■ EXERCISE AIM
Write each line out again exactly as written.

■ GIVEN RECORDS
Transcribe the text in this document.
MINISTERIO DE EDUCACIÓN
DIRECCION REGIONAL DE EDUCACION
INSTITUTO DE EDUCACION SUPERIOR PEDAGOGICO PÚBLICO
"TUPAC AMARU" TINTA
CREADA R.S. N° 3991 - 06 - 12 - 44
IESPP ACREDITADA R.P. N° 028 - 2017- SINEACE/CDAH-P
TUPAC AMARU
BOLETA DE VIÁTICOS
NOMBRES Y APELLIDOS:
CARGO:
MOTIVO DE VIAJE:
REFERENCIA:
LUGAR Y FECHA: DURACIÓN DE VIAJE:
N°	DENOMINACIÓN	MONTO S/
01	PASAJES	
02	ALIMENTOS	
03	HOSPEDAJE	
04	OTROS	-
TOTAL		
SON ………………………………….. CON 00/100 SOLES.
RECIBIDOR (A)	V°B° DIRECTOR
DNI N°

■ TASK RESPONSE
Transcribe the text in this document.
MINISTERIO DE EDUCACIÓN
DIRECCION REGIONAL DE EDUCACION
INSTITUTO DE EDUCACION SUPERIOR PEDAGOGICO PÚBLICO
"TUPAC AMARU" TINTA
CREADA R.S. N° 3991 - 06 - 12 - 44
IESPP ACREDITADA R.P. N° 028 - 2017- SINEACE/CDAH-P
TUPAC AMARU
BOLETA DE VIÁTICOS
NOMBRES Y APELLIDOS:
CARGO:
MOTIVO DE VIAJE:
REFERENCIA:
LUGAR Y FECHA: DURACIÓN DE VIAJE:
N°	DENOMINACIÓN	MONTO S/
01	PASAJES	
02	ALIMENTOS	
03	HOSPEDAJE	
04	OTROS	-
TOTAL		
SON ………………………………….. CON 00/100 SOLES.
RECIBIDOR (A)	V°B° DIRECTOR
DNI N°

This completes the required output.